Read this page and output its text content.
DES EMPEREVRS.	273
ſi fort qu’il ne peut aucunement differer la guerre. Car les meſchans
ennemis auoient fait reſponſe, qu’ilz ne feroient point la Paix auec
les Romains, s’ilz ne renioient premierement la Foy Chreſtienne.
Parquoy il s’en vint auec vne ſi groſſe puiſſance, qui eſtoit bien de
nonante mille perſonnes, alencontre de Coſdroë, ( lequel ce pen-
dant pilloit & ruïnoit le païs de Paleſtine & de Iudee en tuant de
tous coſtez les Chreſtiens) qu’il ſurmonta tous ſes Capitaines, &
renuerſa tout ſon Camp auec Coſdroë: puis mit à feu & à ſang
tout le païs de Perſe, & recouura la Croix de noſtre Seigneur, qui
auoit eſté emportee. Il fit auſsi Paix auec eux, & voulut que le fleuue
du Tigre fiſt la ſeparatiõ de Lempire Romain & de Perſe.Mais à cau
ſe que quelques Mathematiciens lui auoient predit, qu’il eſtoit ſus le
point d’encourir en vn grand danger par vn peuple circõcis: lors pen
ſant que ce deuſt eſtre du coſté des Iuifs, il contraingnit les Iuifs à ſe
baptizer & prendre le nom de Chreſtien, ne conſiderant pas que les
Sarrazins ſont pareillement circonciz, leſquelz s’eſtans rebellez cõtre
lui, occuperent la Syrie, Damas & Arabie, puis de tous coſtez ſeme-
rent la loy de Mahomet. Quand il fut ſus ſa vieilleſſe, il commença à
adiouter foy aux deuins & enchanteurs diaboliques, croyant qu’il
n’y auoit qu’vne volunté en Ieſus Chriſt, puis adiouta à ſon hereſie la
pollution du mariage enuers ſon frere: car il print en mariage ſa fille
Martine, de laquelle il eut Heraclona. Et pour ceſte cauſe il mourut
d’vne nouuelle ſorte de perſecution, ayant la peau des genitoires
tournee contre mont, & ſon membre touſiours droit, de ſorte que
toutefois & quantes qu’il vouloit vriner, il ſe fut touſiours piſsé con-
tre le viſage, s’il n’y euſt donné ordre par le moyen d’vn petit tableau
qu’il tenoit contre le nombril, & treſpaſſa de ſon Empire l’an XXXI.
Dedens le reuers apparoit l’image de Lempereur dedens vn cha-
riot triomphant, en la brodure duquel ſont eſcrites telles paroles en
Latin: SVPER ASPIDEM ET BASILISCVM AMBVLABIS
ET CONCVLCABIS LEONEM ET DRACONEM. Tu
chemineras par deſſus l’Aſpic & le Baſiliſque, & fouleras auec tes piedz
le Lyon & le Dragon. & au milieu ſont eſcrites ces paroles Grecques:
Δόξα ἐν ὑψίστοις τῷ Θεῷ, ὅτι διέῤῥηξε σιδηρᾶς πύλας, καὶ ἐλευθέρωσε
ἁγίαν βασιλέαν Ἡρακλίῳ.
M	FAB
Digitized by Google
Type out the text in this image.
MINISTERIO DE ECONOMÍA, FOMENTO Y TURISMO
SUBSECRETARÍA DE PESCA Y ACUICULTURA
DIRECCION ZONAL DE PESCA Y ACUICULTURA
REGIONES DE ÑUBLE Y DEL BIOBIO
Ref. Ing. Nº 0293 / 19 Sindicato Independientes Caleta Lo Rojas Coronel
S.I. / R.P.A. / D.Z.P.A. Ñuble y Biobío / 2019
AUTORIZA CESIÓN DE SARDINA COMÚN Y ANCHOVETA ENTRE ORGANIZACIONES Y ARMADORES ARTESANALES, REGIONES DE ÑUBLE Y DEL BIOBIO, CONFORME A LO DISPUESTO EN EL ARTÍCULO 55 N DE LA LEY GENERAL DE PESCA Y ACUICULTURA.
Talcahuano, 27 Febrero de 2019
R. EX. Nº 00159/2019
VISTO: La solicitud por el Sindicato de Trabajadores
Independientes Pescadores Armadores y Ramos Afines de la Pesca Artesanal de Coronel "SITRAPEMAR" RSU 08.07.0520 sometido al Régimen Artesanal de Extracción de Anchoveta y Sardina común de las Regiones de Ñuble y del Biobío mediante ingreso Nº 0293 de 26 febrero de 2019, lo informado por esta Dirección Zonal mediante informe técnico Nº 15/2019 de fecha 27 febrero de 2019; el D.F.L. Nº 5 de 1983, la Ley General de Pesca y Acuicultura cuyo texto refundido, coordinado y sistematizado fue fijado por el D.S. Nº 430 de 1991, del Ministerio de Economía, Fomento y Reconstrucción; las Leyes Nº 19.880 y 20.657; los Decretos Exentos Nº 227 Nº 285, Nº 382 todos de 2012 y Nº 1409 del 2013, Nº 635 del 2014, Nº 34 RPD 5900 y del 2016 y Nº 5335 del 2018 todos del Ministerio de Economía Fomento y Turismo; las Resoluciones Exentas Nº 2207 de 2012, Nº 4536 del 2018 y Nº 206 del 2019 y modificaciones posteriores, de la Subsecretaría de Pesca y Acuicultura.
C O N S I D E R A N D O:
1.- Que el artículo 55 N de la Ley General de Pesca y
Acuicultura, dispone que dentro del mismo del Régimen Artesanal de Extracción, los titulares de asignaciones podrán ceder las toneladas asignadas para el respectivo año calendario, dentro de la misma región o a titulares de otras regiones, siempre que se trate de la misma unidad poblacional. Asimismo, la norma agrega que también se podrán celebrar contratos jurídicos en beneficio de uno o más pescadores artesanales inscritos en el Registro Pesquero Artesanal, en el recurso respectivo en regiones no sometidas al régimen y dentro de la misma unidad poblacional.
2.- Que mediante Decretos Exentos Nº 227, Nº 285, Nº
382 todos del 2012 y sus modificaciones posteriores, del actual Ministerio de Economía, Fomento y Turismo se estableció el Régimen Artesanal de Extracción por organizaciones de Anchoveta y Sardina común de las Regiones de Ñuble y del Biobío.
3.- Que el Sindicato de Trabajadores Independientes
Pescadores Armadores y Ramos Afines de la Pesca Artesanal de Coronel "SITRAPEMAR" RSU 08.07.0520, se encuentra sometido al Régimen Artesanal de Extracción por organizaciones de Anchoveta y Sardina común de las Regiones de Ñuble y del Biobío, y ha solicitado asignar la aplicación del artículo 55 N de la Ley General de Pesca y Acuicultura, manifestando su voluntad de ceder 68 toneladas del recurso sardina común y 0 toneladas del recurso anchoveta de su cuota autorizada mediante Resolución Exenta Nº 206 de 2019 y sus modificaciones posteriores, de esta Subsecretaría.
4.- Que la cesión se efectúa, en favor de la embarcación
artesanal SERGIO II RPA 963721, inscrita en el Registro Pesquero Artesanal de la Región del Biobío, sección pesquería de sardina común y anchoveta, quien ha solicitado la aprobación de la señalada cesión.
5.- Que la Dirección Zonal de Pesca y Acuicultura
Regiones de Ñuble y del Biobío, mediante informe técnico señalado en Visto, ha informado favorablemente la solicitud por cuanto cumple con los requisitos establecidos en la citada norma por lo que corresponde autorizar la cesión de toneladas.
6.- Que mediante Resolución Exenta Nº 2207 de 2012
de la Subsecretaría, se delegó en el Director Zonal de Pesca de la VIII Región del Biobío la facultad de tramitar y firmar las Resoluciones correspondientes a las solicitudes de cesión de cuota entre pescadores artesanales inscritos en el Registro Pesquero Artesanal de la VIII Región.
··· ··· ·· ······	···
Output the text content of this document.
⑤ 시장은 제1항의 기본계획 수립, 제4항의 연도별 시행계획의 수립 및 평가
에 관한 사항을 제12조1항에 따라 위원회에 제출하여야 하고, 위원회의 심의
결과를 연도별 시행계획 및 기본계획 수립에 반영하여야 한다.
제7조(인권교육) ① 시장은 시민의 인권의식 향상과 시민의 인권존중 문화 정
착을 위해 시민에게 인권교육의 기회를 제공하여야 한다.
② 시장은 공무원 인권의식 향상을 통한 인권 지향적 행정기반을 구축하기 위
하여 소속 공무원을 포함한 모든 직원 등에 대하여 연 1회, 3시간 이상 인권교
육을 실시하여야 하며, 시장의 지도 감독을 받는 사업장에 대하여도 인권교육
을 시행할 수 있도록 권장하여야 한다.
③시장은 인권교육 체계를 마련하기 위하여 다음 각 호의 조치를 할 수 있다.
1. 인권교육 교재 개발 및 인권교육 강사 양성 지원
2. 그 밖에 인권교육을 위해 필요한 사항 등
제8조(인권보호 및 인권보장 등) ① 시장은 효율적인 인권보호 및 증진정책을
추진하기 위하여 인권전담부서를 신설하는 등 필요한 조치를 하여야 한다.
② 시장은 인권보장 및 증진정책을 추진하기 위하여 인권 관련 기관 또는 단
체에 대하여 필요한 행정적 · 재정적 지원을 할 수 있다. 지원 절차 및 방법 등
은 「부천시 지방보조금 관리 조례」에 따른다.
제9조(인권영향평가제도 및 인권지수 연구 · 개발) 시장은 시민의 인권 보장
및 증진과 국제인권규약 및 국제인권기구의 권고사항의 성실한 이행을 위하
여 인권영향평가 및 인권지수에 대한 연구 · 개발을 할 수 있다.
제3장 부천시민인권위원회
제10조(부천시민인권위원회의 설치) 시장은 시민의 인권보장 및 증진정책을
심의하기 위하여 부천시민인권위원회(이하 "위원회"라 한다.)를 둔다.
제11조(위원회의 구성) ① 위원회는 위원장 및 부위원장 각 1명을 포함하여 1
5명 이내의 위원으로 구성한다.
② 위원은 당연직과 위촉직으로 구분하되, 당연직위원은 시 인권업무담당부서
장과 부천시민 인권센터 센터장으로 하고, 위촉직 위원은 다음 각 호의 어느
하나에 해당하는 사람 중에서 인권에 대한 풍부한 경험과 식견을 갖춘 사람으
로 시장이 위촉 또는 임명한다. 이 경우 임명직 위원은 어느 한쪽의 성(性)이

· · · ·

Above are the entries; count how many of their lines contain the word "païs" and give only that number.

2